— Aim —
Go through the records and show each line where the word "建筑结构检测技术标准" occurs.

— Provided data —
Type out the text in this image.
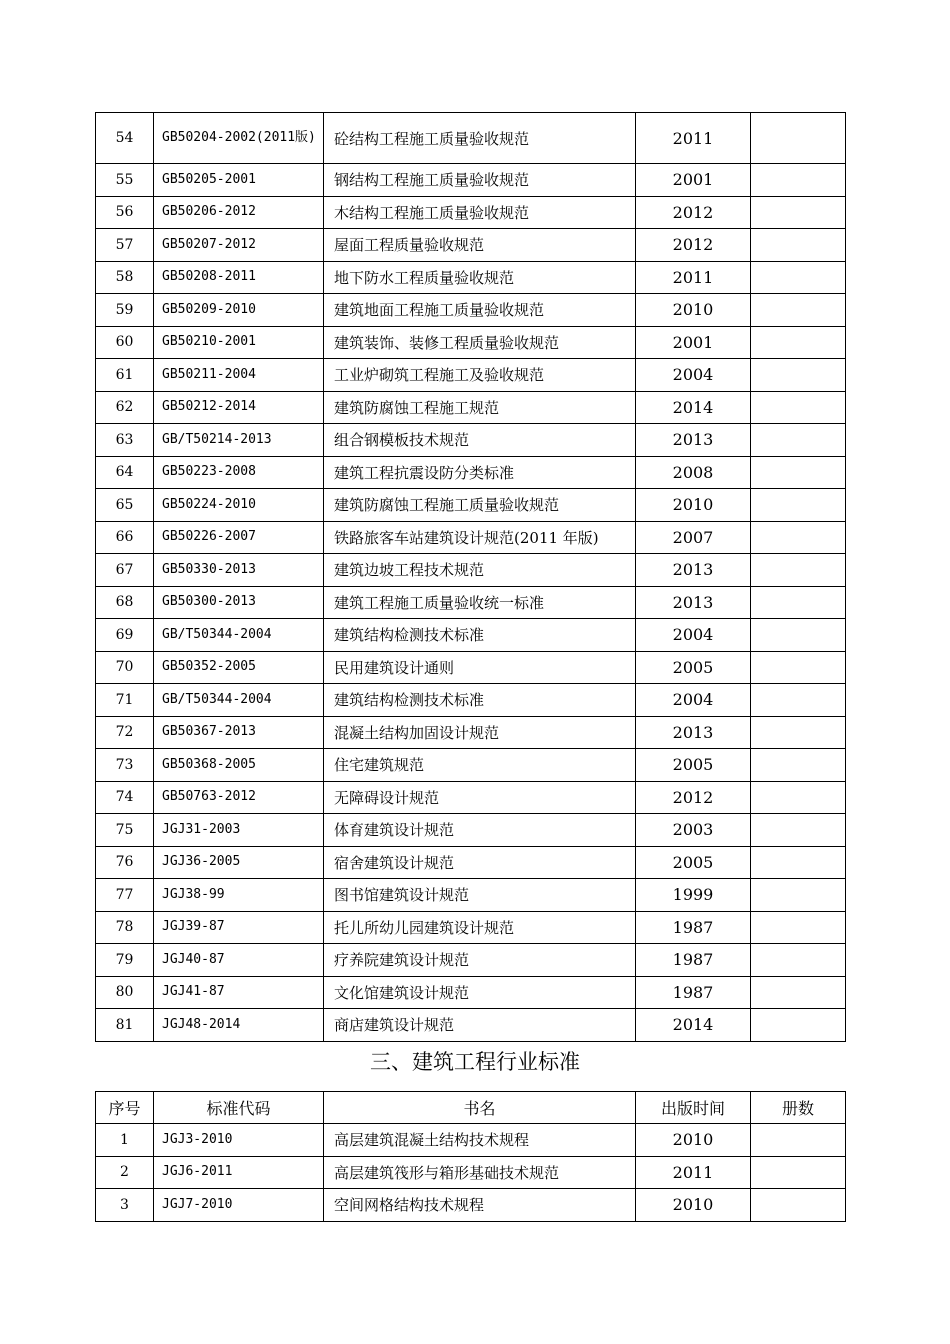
54	GB50204-2002(2011版)	砼结构工程施工质量验收规范	2011	
55	GB50205-2001	钢结构工程施工质量验收规范	2001	
56	GB50206-2012	木结构工程施工质量验收规范	2012	
57	GB50207-2012	屋面工程质量验收规范	2012	
58	GB50208-2011	地下防水工程质量验收规范	2011	
59	GB50209-2010	建筑地面工程施工质量验收规范	2010	
60	GB50210-2001	建筑装饰、装修工程质量验收规范	2001	
61	GB50211-2004	工业炉砌筑工程施工及验收规范	2004	
62	GB50212-2014	建筑防腐蚀工程施工规范	2014	
63	GB/T50214-2013	组合钢模板技术规范	2013	
64	GB50223-2008	建筑工程抗震设防分类标准	2008	
65	GB50224-2010	建筑防腐蚀工程施工质量验收规范	2010	
66	GB50226-2007	铁路旅客车站建筑设计规范(2011 年版)	2007	
67	GB50330-2013	建筑边坡工程技术规范	2013	
68	GB50300-2013	建筑工程施工质量验收统一标准	2013	
69	GB/T50344-2004	建筑结构检测技术标准	2004	
70	GB50352-2005	民用建筑设计通则	2005	
71	GB/T50344-2004	建筑结构检测技术标准	2004	
72	GB50367-2013	混凝土结构加固设计规范	2013	
73	GB50368-2005	住宅建筑规范	2005	
74	GB50763-2012	无障碍设计规范	2012	
75	JGJ31-2003	体育建筑设计规范	2003	
76	JGJ36-2005	宿舍建筑设计规范	2005	
77	JGJ38-99	图书馆建筑设计规范	1999	
78	JGJ39-87	托儿所幼儿园建筑设计规范	1987	
79	JGJ40-87	疗养院建筑设计规范	1987	
80	JGJ41-87	文化馆建筑设计规范	1987	
81	JGJ48-2014	商店建筑设计规范	2014	
三、建筑工程行业标准
序号	标准代码	书名	出版时间	册数
1	JGJ3-2010	高层建筑混凝土结构技术规程	2010	
2	JGJ6-2011	高层建筑筏形与箱形基础技术规范	2011	
3	JGJ7-2010	空间网格结构技术规程	2010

— Exercise answer —
69	GB/T50344-2004	建筑结构检测技术标准	2004	
71	GB/T50344-2004	建筑结构检测技术标准	2004	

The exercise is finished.